>> BEGIN

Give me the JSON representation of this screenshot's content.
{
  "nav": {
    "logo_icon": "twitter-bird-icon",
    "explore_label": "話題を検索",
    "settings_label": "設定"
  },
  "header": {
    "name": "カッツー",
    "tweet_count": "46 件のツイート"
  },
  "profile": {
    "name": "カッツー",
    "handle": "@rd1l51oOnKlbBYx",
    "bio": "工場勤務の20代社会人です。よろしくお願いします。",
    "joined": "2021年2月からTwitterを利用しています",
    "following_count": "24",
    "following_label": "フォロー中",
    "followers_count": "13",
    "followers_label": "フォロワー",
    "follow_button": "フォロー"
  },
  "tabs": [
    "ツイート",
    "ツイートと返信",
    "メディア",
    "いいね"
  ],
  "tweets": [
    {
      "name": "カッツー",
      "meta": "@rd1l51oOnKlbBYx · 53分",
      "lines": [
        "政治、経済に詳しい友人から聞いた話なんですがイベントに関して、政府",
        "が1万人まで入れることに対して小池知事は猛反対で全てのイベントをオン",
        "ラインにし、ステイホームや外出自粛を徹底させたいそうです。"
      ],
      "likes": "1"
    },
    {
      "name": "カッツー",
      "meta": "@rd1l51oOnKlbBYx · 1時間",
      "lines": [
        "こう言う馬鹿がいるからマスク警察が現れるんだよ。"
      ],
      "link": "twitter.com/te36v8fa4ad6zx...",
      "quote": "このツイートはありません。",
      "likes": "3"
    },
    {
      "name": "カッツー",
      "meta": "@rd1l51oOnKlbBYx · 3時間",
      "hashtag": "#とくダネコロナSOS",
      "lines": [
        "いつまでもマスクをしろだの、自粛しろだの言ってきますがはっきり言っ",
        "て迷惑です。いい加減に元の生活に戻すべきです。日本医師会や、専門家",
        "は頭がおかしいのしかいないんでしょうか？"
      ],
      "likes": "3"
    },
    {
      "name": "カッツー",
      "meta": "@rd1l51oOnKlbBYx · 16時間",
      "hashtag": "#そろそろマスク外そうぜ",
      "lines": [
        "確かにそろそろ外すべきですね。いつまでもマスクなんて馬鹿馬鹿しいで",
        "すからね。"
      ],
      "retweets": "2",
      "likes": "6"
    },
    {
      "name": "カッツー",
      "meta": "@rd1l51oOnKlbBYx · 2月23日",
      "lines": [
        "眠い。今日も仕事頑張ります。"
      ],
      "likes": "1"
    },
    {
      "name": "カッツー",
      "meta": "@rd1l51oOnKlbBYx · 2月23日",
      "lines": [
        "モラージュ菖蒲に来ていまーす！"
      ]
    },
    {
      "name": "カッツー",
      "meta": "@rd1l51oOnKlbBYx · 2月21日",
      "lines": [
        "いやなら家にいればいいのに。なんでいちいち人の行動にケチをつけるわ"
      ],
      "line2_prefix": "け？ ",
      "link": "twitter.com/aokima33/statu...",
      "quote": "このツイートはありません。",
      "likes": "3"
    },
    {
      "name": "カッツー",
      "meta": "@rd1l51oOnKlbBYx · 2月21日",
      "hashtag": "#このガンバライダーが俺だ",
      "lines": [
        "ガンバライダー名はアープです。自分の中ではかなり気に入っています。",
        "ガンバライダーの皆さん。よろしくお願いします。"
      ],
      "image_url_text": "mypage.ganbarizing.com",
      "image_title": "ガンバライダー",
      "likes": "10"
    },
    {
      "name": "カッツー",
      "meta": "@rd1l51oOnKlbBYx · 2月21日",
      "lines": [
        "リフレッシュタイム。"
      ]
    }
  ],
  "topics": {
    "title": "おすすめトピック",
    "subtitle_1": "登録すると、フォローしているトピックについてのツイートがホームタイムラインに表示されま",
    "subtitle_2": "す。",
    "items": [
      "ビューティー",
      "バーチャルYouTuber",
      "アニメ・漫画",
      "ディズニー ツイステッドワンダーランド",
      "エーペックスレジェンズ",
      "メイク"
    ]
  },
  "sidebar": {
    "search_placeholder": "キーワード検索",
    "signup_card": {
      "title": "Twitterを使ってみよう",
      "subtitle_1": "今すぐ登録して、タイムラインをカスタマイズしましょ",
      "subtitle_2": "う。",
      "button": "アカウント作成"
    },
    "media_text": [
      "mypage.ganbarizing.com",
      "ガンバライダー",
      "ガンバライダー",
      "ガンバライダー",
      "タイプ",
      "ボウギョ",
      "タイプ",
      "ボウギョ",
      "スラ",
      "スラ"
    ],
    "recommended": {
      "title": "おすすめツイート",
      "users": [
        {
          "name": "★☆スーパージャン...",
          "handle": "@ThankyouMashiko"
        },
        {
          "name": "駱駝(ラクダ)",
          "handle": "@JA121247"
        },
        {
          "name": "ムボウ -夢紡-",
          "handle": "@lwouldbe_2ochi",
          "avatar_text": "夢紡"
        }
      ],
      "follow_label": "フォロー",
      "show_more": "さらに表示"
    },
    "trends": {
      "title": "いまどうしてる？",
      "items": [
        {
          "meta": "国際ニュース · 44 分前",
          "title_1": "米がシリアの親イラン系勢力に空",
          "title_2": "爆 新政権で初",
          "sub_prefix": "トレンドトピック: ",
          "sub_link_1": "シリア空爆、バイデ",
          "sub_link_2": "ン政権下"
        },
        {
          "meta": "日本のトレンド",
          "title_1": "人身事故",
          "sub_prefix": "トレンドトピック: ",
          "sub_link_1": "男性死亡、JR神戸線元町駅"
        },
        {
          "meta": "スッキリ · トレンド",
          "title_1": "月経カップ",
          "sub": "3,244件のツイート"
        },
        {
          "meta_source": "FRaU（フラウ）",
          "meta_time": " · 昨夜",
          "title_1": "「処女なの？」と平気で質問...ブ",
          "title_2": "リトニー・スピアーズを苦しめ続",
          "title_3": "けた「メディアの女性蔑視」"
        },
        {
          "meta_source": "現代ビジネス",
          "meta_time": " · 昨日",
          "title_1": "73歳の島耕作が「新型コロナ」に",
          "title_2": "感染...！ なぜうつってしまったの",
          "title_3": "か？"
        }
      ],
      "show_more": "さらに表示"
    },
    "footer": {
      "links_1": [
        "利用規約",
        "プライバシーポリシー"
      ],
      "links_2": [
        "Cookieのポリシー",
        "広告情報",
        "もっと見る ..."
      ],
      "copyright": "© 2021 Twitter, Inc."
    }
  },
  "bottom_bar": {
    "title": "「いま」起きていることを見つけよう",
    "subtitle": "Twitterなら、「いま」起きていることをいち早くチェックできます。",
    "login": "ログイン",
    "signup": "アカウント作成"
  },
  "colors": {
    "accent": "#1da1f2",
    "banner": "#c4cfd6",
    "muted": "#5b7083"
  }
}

>> END

Each of the records should be retyped exactly.

Give me the JSON representation of this screenshot's content.
{
  "nav": {
    "logo_icon": "twitter-bird-icon",
    "explore_label": "話題を検索",
    "settings_label": "設定"
  },
  "header": {
    "name": "カッツー",
    "tweet_count": "46 件のツイート"
  },
  "profile": {
    "name": "カッツー",
    "handle": "@rd1l51oOnKlbBYx",
    "bio": "工場勤務の20代社会人です。よろしくお願いします。",
    "joined": "2021年2月からTwitterを利用しています",
    "following_count": "24",
    "following_label": "フォロー中",
    "followers_count": "13",
    "followers_label": "フォロワー",
    "follow_button": "フォロー"
  },
  "tabs": [
    "ツイート",
    "ツイートと返信",
    "メディア",
    "いいね"
  ],
  "tweets": [
    {
      "name": "カッツー",
      "meta": "@rd1l51oOnKlbBYx · 53分",
      "lines": [
        "政治、経済に詳しい友人から聞いた話なんですがイベントに関して、政府",
        "が1万人まで入れることに対して小池知事は猛反対で全てのイベントをオン",
        "ラインにし、ステイホームや外出自粛を徹底させたいそうです。"
      ],
      "likes": "1"
    },
    {
      "name": "カッツー",
      "meta": "@rd1l51oOnKlbBYx · 1時間",
      "lines": [
        "こう言う馬鹿がいるからマスク警察が現れるんだよ。"
      ],
      "link": "twitter.com/te36v8fa4ad6zx...",
      "quote": "このツイートはありません。",
      "likes": "3"
    },
    {
      "name": "カッツー",
      "meta": "@rd1l51oOnKlbBYx · 3時間",
      "hashtag": "#とくダネコロナSOS",
      "lines": [
        "いつまでもマスクをしろだの、自粛しろだの言ってきますがはっきり言っ",
        "て迷惑です。いい加減に元の生活に戻すべきです。日本医師会や、専門家",
        "は頭がおかしいのしかいないんでしょうか？"
      ],
      "likes": "3"
    },
    {
      "name": "カッツー",
      "meta": "@rd1l51oOnKlbBYx · 16時間",
      "hashtag": "#そろそろマスク外そうぜ",
      "lines": [
        "確かにそろそろ外すべきですね。いつまでもマスクなんて馬鹿馬鹿しいで",
        "すからね。"
      ],
      "retweets": "2",
      "likes": "6"
    },
    {
      "name": "カッツー",
      "meta": "@rd1l51oOnKlbBYx · 2月23日",
      "lines": [
        "眠い。今日も仕事頑張ります。"
      ],
      "likes": "1"
    },
    {
      "name": "カッツー",
      "meta": "@rd1l51oOnKlbBYx · 2月23日",
      "lines": [
        "モラージュ菖蒲に来ていまーす！"
      ]
    },
    {
      "name": "カッツー",
      "meta": "@rd1l51oOnKlbBYx · 2月21日",
      "lines": [
        "いやなら家にいればいいのに。なんでいちいち人の行動にケチをつけるわ"
      ],
      "line2_prefix": "け？ ",
      "link": "twitter.com/aokima33/statu...",
      "quote": "このツイートはありません。",
      "likes": "3"
    },
    {
      "name": "カッツー",
      "meta": "@rd1l51oOnKlbBYx · 2月21日",
      "hashtag": "#このガンバライダーが俺だ",
      "lines": [
        "ガンバライダー名はアープです。自分の中ではかなり気に入っています。",
        "ガンバライダーの皆さん。よろしくお願いします。"
      ],
      "image_url_text": "mypage.ganbarizing.com",
      "image_title": "ガンバライダー",
      "likes": "10"
    },
    {
      "name": "カッツー",
      "meta": "@rd1l51oOnKlbBYx · 2月21日",
      "lines": [
        "リフレッシュタイム。"
      ]
    }
  ],
  "topics": {
    "title": "おすすめトピック",
    "subtitle_1": "登録すると、フォローしているトピックについてのツイートがホームタイムラインに表示されま",
    "subtitle_2": "す。",
    "items": [
      "ビューティー",
      "バーチャルYouTuber",
      "アニメ・漫画",
      "ディズニー ツイステッドワンダーランド",
      "エーペックスレジェンズ",
      "メイク"
    ]
  },
  "sidebar": {
    "search_placeholder": "キーワード検索",
    "signup_card": {
      "title": "Twitterを使ってみよう",
      "subtitle_1": "今すぐ登録して、タイムラインをカスタマイズしましょ",
      "subtitle_2": "う。",
      "button": "アカウント作成"
    },
    "media_text": [
      "mypage.ganbarizing.com",
      "ガンバライダー",
      "ガンバライダー",
      "ガンバライダー",
      "タイプ",
      "ボウギョ",
      "タイプ",
      "ボウギョ",
      "スラ",
      "スラ"
    ],
    "recommended": {
      "title": "おすすめツイート",
      "users": [
        {
          "name": "★☆スーパージャン...",
          "handle": "@ThankyouMashiko"
        },
        {
          "name": "駱駝(ラクダ)",
          "handle": "@JA121247"
        },
        {
          "name": "ムボウ -夢紡-",
          "handle": "@lwouldbe_2ochi",
          "avatar_text": "夢紡"
        }
      ],
      "follow_label": "フォロー",
      "show_more": "さらに表示"
    },
    "trends": {
      "title": "いまどうしてる？",
      "items": [
        {
          "meta": "国際ニュース · 44 分前",
          "title_1": "米がシリアの親イラン系勢力に空",
          "title_2": "爆 新政権で初",
          "sub_prefix": "トレンドトピック: ",
          "sub_link_1": "シリア空爆、バイデ",
          "sub_link_2": "ン政権下"
        },
        {
          "meta": "日本のトレンド",
          "title_1": "人身事故",
          "sub_prefix": "トレンドトピック: ",
          "sub_link_1": "男性死亡、JR神戸線元町駅"
        },
        {
          "meta": "スッキリ · トレンド",
          "title_1": "月経カップ",
          "sub": "3,244件のツイート"
        },
        {
          "meta_source": "FRaU（フラウ）",
          "meta_time": " · 昨夜",
          "title_1": "「処女なの？」と平気で質問...ブ",
          "title_2": "リトニー・スピアーズを苦しめ続",
          "title_3": "けた「メディアの女性蔑視」"
        },
        {
          "meta_source": "現代ビジネス",
          "meta_time": " · 昨日",
          "title_1": "73歳の島耕作が「新型コロナ」に",
          "title_2": "感染...！ なぜうつってしまったの",
          "title_3": "か？"
        }
      ],
      "show_more": "さらに表示"
    },
    "footer": {
      "links_1": [
        "利用規約",
        "プライバシーポリシー"
      ],
      "links_2": [
        "Cookieのポリシー",
        "広告情報",
        "もっと見る ..."
      ],
      "copyright": "© 2021 Twitter, Inc."
    }
  },
  "bottom_bar": {
    "title": "「いま」起きていることを見つけよう",
    "subtitle": "Twitterなら、「いま」起きていることをいち早くチェックできます。",
    "login": "ログイン",
    "signup": "アカウント作成"
  },
  "colors": {
    "accent": "#1da1f2",
    "banner": "#c4cfd6",
    "muted": "#5b7083"
  }
}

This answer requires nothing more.